- _Exercise description_
Reproduce each line from the records that holds "terminal".

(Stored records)
----

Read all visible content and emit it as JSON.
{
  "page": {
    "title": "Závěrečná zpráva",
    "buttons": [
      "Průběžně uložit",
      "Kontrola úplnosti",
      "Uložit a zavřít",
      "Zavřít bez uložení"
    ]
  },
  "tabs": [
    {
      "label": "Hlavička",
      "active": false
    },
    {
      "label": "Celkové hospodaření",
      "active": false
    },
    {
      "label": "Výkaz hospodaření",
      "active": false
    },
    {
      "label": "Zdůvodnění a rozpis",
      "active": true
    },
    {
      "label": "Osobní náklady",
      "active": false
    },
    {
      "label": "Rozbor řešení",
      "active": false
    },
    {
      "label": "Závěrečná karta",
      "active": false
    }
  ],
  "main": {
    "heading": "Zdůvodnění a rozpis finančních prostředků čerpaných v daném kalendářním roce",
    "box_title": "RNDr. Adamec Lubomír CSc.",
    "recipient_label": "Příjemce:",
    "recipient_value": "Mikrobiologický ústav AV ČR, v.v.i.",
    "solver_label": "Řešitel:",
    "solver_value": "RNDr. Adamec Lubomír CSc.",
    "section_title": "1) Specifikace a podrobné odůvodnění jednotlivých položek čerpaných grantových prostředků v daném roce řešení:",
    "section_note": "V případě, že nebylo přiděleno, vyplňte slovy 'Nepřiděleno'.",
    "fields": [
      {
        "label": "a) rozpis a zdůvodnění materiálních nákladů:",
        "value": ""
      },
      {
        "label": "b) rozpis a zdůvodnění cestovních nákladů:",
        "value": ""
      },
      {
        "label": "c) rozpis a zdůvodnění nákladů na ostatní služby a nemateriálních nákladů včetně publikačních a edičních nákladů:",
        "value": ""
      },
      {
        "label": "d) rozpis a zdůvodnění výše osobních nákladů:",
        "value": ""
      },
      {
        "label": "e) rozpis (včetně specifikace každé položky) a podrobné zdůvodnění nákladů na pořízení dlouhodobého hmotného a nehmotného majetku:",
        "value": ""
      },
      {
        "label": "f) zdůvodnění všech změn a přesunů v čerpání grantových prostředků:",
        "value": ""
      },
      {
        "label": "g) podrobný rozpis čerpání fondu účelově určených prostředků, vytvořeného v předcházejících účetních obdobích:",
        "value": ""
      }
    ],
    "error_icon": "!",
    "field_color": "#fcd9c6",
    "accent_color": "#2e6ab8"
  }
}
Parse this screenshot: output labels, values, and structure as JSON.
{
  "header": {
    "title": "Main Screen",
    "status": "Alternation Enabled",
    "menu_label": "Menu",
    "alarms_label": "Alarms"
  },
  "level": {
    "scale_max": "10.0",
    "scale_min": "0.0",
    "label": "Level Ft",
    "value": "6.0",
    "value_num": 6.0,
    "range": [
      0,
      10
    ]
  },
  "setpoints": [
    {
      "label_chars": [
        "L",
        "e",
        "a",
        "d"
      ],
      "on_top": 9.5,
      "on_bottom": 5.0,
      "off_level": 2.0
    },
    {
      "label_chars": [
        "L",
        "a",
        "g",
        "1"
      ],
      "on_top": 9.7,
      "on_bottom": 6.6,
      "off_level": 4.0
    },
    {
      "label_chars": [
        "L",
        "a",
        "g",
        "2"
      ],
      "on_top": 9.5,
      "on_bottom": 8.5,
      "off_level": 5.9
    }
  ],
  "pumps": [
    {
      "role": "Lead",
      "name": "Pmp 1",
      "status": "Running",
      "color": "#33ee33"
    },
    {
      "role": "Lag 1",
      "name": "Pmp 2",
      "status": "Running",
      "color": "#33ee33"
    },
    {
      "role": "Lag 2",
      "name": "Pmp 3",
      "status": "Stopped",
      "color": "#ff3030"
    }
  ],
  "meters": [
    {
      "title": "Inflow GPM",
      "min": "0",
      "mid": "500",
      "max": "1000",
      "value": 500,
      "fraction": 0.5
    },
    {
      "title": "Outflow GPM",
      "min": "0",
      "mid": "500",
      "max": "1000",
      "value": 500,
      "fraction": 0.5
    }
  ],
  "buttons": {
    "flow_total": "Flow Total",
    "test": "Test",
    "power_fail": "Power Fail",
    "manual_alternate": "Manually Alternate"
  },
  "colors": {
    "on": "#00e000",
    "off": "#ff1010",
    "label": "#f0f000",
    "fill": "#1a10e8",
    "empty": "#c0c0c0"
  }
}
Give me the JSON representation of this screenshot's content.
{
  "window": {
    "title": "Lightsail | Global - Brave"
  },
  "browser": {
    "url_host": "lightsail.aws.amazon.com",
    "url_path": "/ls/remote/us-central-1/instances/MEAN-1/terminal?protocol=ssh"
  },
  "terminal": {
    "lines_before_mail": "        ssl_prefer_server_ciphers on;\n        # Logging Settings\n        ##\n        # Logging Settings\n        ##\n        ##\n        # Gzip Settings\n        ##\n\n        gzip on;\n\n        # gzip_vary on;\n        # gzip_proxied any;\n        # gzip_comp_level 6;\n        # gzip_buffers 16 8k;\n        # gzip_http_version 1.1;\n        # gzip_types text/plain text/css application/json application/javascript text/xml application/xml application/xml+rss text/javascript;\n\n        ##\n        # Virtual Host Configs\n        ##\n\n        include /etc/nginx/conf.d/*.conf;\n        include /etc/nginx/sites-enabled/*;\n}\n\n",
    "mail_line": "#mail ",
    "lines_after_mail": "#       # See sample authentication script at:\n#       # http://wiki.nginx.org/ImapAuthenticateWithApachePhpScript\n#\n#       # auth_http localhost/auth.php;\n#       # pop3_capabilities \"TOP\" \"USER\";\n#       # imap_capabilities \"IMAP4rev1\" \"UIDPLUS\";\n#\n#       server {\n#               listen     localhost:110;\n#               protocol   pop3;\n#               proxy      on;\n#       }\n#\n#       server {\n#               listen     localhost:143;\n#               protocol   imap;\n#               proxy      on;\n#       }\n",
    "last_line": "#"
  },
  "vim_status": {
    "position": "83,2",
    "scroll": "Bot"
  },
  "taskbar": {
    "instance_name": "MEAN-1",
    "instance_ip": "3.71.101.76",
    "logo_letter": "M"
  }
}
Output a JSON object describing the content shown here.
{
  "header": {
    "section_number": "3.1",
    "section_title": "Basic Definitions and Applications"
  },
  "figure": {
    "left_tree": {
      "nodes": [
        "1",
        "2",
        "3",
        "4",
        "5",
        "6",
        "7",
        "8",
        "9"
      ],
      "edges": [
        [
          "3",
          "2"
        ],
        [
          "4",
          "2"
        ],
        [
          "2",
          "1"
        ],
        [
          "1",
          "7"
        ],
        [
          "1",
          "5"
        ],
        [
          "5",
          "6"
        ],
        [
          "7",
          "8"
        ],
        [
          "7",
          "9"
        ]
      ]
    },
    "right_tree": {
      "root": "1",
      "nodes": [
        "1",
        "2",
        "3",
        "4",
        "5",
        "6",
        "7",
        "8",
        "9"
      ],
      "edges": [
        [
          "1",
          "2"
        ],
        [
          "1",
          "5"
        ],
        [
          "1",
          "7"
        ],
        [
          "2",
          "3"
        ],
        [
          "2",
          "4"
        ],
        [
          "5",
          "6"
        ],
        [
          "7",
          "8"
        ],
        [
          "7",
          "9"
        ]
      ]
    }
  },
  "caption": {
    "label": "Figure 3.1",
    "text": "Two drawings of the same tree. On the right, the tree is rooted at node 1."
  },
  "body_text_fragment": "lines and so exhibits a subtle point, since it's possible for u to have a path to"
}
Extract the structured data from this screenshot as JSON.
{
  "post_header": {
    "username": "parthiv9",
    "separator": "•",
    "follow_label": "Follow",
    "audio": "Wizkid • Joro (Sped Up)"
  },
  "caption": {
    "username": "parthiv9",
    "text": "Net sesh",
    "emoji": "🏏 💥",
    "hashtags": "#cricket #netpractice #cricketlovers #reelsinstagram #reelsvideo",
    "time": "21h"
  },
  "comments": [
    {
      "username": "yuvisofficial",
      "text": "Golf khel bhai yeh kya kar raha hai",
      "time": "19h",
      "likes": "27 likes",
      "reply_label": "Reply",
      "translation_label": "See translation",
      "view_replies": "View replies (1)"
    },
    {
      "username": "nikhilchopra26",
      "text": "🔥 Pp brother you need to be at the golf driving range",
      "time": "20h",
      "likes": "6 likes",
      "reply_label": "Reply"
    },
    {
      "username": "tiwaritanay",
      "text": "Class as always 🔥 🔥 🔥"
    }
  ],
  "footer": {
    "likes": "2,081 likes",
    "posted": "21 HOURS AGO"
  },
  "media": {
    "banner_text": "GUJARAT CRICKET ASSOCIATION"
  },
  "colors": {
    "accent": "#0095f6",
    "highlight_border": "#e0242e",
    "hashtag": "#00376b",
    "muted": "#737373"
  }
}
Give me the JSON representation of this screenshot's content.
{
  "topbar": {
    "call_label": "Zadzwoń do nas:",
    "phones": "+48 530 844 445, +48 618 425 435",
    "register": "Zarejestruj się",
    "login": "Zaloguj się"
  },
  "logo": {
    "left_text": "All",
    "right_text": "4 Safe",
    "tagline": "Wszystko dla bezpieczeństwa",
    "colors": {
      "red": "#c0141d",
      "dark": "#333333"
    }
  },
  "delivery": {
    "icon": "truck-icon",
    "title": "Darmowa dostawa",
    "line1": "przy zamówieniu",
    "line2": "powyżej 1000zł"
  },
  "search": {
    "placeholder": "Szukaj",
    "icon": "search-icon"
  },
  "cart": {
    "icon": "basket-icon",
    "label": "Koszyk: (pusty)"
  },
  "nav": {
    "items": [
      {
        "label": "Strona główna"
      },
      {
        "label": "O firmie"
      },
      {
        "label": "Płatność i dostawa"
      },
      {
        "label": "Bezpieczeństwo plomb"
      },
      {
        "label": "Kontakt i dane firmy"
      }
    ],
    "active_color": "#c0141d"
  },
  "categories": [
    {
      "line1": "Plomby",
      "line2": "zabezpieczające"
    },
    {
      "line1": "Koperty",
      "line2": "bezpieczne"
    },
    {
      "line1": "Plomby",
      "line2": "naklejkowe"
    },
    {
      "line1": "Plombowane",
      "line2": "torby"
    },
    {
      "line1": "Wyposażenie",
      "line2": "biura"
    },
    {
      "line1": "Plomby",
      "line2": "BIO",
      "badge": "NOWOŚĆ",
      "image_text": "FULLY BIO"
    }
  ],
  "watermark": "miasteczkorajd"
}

----

- _Response for this exercise_
    "url_path": "/ls/remote/us-central-1/instances/MEAN-1/terminal?protocol=ssh"
  "terminal": {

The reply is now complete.